Your goal
Reproduce each line bearing the word "Proporção".

Excerpted data
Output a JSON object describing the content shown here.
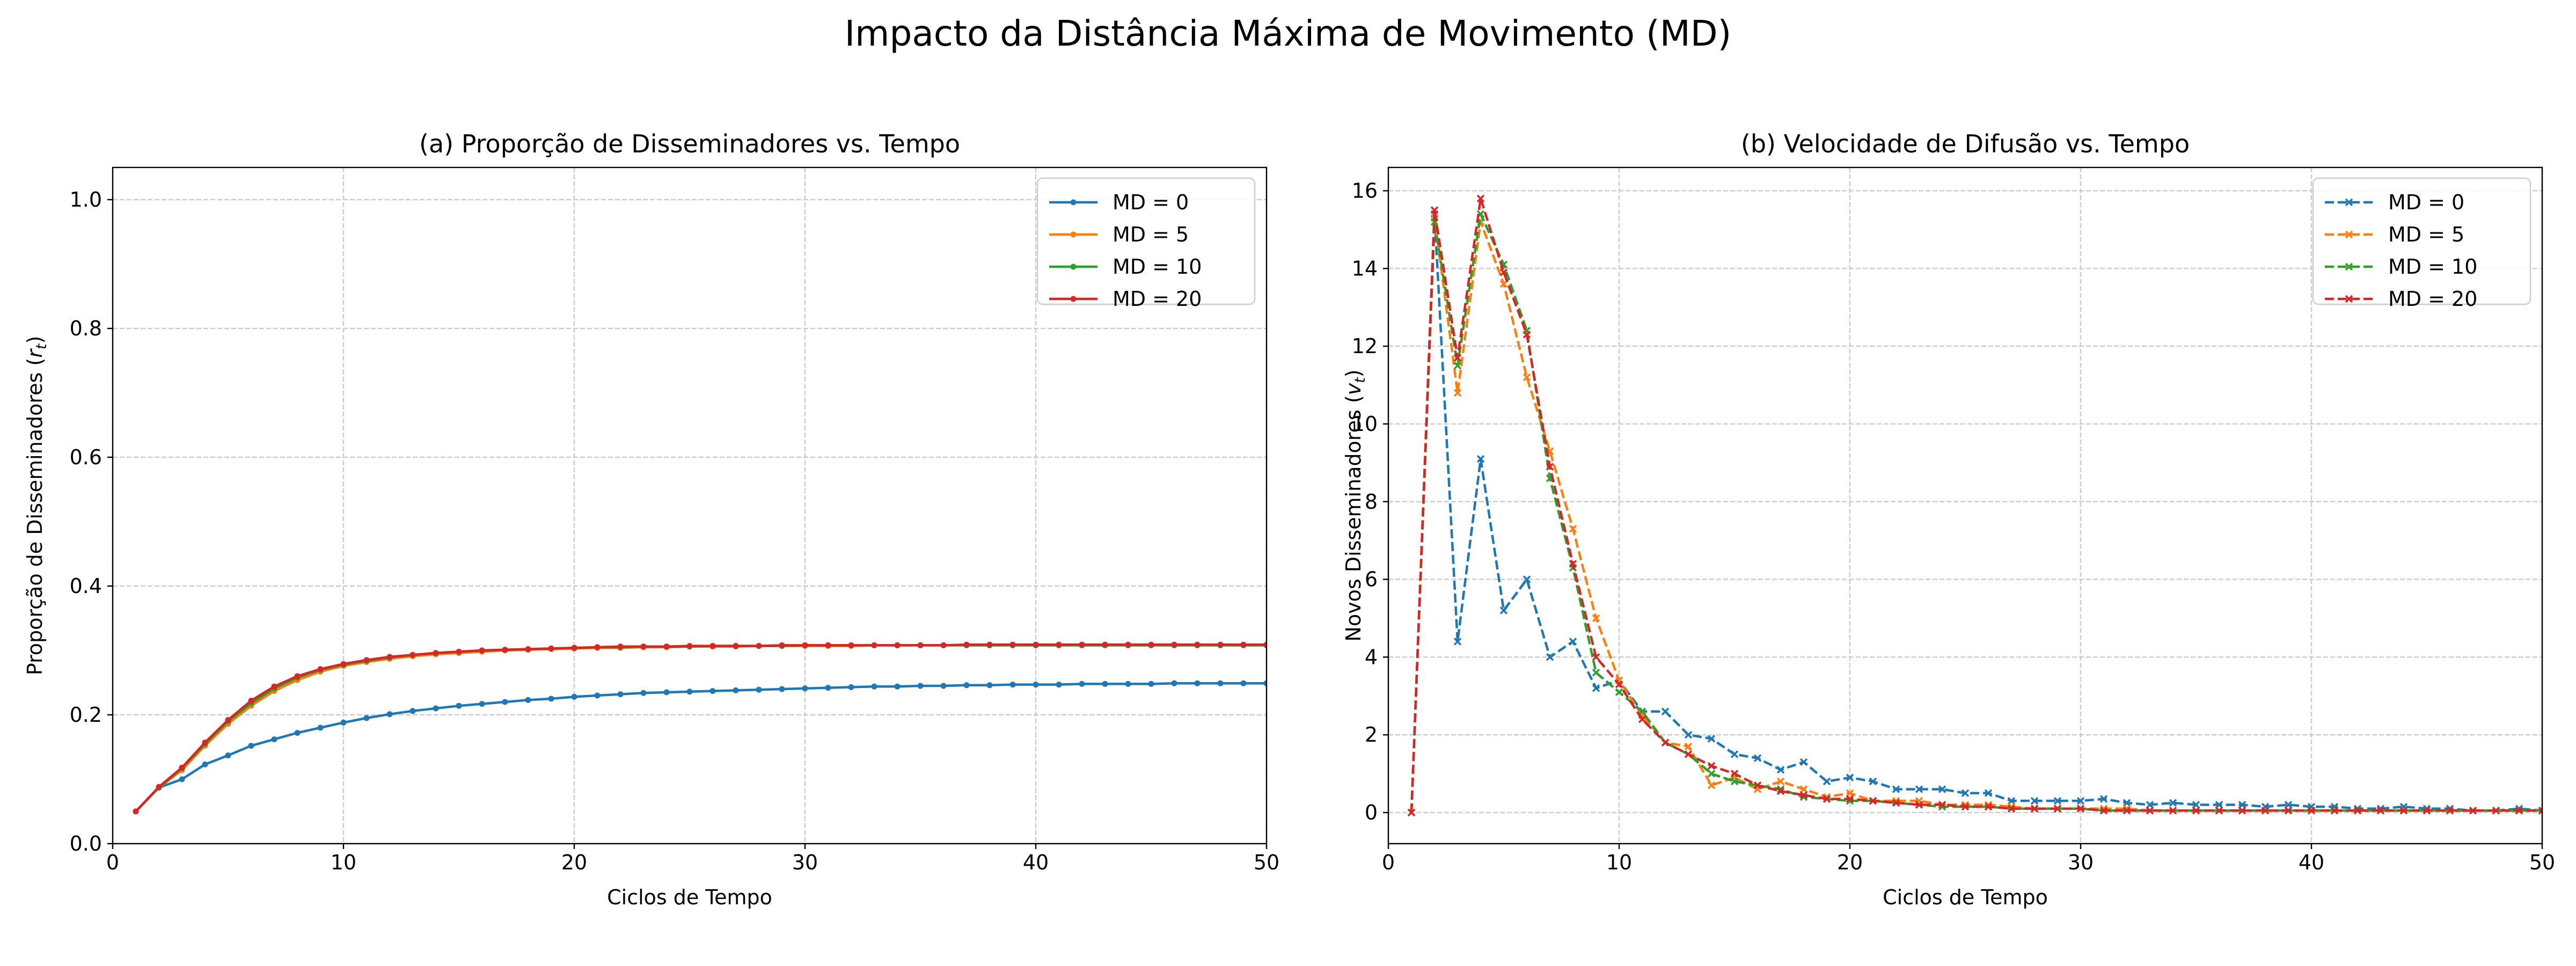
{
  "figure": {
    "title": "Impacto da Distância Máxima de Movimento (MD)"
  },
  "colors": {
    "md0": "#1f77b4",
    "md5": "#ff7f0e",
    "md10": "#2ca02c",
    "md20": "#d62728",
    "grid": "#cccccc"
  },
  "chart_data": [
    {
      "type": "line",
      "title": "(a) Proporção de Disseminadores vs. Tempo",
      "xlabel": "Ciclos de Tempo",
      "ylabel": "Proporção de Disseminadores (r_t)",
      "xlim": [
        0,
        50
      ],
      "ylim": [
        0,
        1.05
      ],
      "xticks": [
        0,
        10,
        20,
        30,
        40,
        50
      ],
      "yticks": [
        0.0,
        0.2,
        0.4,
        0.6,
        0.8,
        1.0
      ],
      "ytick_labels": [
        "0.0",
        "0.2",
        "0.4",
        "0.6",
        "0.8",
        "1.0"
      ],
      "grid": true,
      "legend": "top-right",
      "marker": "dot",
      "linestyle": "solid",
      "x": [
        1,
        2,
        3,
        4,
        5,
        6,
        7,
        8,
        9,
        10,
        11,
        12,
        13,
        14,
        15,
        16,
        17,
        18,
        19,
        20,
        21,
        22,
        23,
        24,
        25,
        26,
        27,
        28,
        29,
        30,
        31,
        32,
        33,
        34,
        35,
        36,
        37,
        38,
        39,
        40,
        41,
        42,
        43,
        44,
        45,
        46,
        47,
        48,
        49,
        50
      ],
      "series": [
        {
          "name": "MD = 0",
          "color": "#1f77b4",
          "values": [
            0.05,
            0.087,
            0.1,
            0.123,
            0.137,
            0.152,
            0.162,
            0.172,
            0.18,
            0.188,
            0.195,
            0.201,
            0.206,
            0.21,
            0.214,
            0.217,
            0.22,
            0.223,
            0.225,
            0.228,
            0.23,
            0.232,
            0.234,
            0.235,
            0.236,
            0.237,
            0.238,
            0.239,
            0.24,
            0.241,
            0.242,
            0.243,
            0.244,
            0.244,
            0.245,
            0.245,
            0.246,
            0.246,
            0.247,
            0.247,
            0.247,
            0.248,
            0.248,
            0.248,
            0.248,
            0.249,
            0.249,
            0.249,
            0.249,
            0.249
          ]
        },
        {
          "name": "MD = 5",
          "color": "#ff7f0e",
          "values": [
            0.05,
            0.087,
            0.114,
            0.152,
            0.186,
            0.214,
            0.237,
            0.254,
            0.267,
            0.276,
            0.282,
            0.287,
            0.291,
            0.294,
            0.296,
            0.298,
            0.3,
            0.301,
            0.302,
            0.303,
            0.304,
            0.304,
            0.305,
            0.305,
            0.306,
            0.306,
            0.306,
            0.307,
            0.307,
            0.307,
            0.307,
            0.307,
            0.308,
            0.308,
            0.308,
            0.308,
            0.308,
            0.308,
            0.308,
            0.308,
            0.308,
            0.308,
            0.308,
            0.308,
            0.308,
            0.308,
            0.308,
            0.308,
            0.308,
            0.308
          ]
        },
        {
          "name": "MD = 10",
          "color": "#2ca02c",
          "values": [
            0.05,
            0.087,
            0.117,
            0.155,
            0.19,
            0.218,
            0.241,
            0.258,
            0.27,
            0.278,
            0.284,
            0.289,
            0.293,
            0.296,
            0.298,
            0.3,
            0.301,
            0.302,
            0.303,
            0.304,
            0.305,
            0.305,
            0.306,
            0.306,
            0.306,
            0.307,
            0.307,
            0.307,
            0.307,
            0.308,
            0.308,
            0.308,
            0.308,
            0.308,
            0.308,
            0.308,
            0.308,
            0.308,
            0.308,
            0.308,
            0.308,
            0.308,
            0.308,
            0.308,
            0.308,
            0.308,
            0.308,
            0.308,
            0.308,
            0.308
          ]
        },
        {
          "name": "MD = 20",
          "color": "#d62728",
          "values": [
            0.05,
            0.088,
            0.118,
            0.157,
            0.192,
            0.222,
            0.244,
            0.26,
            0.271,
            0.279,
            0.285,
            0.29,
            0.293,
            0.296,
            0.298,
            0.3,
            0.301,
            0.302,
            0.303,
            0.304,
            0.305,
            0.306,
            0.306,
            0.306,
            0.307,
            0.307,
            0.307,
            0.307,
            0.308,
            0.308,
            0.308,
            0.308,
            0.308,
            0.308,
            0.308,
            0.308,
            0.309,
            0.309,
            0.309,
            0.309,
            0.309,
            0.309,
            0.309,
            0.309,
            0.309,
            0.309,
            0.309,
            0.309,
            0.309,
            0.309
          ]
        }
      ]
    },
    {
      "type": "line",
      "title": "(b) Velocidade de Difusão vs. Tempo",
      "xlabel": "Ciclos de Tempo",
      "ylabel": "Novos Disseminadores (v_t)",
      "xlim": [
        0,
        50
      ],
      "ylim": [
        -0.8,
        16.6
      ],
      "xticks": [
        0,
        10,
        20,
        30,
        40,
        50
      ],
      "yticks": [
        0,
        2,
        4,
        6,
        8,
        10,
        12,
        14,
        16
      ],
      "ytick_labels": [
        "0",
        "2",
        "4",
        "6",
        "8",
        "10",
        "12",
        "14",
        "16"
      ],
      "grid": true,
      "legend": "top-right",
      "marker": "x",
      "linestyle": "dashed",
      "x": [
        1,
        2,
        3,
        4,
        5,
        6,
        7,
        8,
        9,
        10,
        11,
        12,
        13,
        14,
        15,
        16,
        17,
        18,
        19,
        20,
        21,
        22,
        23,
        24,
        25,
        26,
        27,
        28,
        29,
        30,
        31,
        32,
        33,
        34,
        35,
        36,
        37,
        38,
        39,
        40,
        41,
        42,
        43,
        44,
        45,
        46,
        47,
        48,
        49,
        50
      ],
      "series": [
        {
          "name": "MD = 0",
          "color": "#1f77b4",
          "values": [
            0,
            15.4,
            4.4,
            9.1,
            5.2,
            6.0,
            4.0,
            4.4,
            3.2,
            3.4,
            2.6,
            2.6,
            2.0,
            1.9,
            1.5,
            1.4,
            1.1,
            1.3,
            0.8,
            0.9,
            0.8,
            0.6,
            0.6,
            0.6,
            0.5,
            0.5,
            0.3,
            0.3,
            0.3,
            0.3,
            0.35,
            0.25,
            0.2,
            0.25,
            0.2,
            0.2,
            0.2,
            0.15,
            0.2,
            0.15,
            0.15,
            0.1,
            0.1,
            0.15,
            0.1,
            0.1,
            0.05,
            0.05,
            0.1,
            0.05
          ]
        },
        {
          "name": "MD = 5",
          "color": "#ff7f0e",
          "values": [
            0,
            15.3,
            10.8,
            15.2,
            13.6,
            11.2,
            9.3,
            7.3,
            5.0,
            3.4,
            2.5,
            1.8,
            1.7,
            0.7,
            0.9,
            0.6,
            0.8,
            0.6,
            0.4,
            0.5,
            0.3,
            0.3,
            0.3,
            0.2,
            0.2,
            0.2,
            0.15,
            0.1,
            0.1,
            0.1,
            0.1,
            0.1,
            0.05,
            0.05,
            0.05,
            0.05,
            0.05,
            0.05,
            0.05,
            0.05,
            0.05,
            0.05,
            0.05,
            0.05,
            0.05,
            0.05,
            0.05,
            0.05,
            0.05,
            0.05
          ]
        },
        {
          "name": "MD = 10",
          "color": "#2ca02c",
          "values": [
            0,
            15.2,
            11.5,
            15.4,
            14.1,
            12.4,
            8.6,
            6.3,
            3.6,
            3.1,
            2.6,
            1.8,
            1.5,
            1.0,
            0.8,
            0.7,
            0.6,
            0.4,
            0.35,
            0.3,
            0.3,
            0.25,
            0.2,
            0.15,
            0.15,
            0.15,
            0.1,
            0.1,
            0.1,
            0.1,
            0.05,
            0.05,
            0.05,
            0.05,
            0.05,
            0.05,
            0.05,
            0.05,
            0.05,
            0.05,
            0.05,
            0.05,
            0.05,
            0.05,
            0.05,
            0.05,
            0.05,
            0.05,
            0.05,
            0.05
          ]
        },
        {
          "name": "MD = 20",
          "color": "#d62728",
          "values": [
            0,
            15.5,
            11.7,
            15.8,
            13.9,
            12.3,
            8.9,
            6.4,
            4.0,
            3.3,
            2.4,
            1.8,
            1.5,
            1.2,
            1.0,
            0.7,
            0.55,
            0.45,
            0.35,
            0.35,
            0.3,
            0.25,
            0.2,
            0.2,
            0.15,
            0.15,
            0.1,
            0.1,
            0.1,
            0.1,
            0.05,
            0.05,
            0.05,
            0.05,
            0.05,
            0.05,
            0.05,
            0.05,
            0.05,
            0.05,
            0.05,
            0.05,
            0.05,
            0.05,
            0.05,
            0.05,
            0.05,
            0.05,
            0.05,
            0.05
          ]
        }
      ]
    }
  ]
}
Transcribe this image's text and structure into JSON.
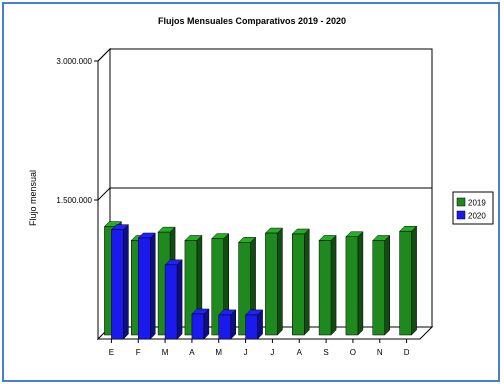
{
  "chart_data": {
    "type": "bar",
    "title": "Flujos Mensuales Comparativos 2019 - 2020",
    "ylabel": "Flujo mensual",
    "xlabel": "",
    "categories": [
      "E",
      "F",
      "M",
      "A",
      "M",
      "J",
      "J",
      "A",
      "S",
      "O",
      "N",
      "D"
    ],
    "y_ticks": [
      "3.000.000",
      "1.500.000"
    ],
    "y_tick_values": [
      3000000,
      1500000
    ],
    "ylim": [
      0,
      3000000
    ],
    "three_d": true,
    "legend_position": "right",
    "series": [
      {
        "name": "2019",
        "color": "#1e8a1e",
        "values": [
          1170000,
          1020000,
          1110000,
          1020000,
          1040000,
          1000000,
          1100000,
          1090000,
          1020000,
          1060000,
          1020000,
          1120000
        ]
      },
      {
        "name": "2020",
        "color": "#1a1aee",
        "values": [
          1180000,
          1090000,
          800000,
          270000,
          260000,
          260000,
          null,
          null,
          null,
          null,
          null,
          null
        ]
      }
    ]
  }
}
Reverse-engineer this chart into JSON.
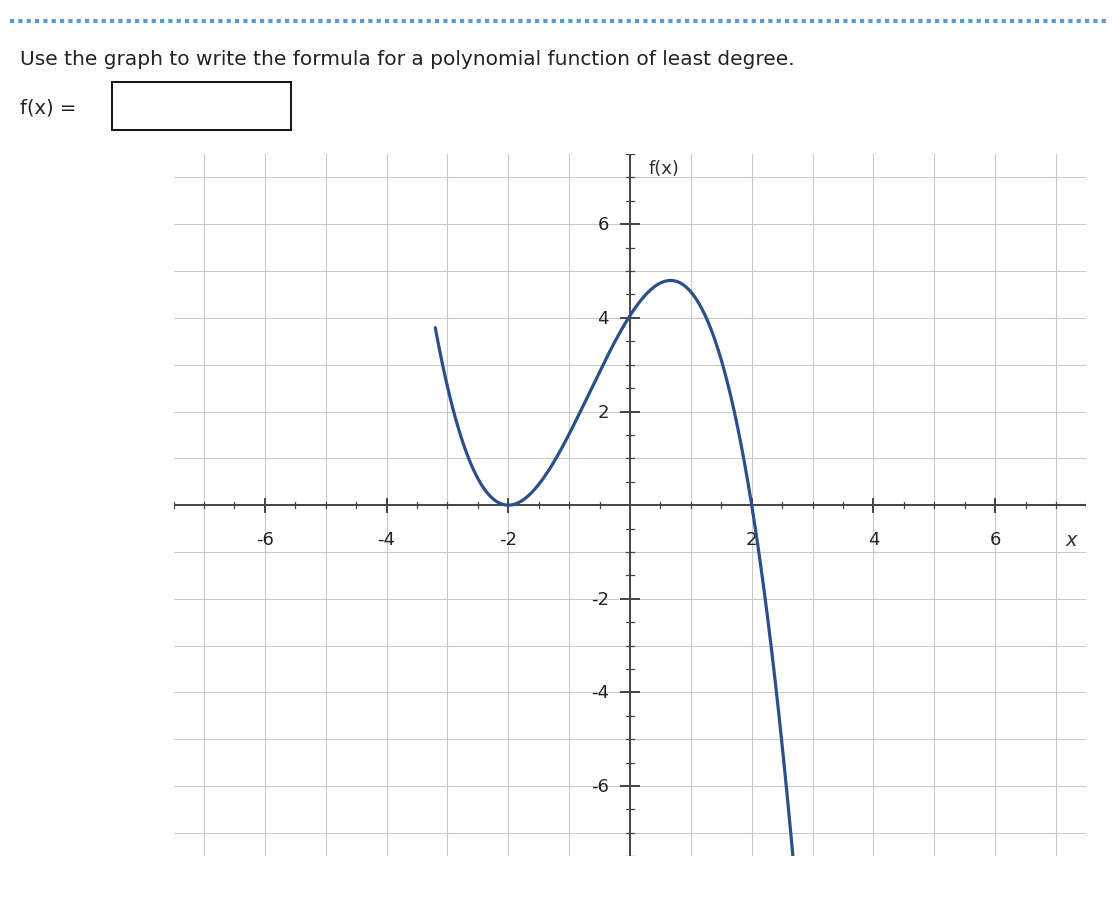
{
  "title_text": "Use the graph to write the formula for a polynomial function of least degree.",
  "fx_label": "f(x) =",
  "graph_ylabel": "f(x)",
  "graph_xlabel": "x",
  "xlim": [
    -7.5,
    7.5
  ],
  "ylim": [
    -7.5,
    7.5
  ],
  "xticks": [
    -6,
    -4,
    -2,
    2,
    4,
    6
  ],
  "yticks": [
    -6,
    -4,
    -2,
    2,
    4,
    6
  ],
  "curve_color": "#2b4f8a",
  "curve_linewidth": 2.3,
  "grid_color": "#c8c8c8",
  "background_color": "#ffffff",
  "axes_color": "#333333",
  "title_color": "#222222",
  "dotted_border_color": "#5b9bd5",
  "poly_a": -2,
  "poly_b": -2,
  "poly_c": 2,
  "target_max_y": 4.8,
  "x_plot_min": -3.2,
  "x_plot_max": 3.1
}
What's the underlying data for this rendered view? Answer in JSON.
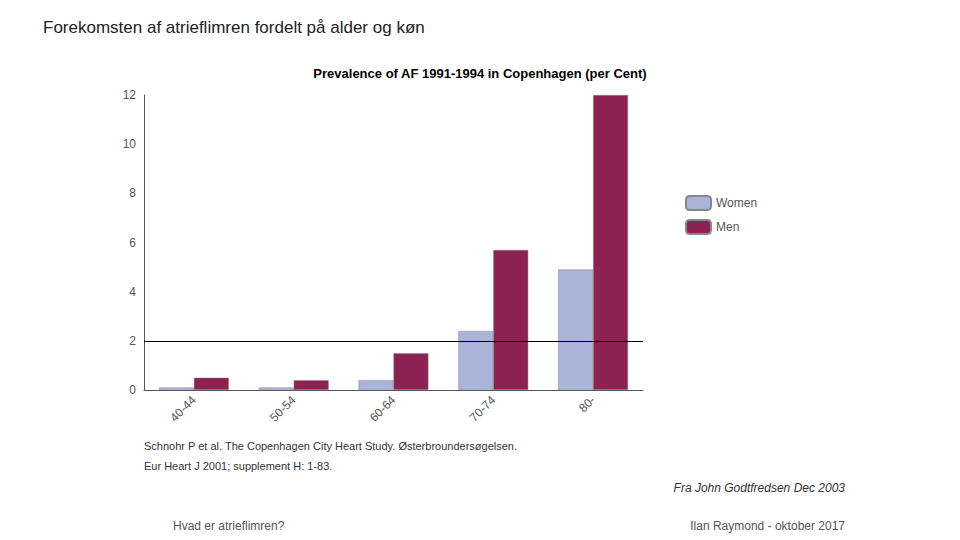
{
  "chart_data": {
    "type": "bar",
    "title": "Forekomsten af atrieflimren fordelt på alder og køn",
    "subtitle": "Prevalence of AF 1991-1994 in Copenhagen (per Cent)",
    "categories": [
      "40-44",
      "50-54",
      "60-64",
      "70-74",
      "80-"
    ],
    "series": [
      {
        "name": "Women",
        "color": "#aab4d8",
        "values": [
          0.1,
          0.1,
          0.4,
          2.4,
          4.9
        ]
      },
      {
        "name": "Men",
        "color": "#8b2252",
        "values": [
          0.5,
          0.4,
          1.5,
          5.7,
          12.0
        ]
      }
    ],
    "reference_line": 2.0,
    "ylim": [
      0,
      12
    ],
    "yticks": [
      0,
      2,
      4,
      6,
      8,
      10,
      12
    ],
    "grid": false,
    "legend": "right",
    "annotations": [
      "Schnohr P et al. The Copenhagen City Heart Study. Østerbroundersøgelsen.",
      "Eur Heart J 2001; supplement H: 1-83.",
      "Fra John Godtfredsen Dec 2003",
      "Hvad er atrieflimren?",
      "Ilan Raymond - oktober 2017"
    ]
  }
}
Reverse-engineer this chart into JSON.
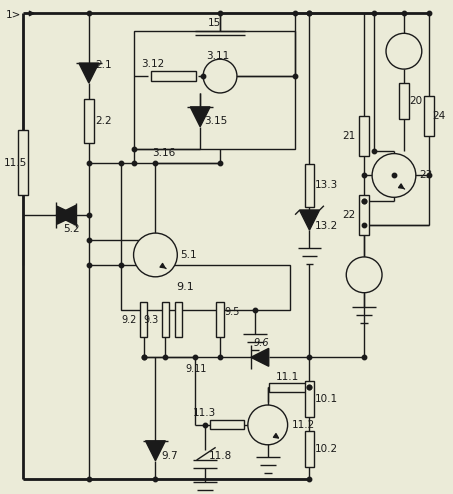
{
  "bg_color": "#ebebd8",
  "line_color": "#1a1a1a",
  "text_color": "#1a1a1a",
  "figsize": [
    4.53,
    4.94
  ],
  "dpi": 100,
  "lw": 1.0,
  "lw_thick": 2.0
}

Output
      "title": "(a) Proporção de Disseminadores vs. Tempo",
      "ylabel": "Proporção de Disseminadores (r_t)",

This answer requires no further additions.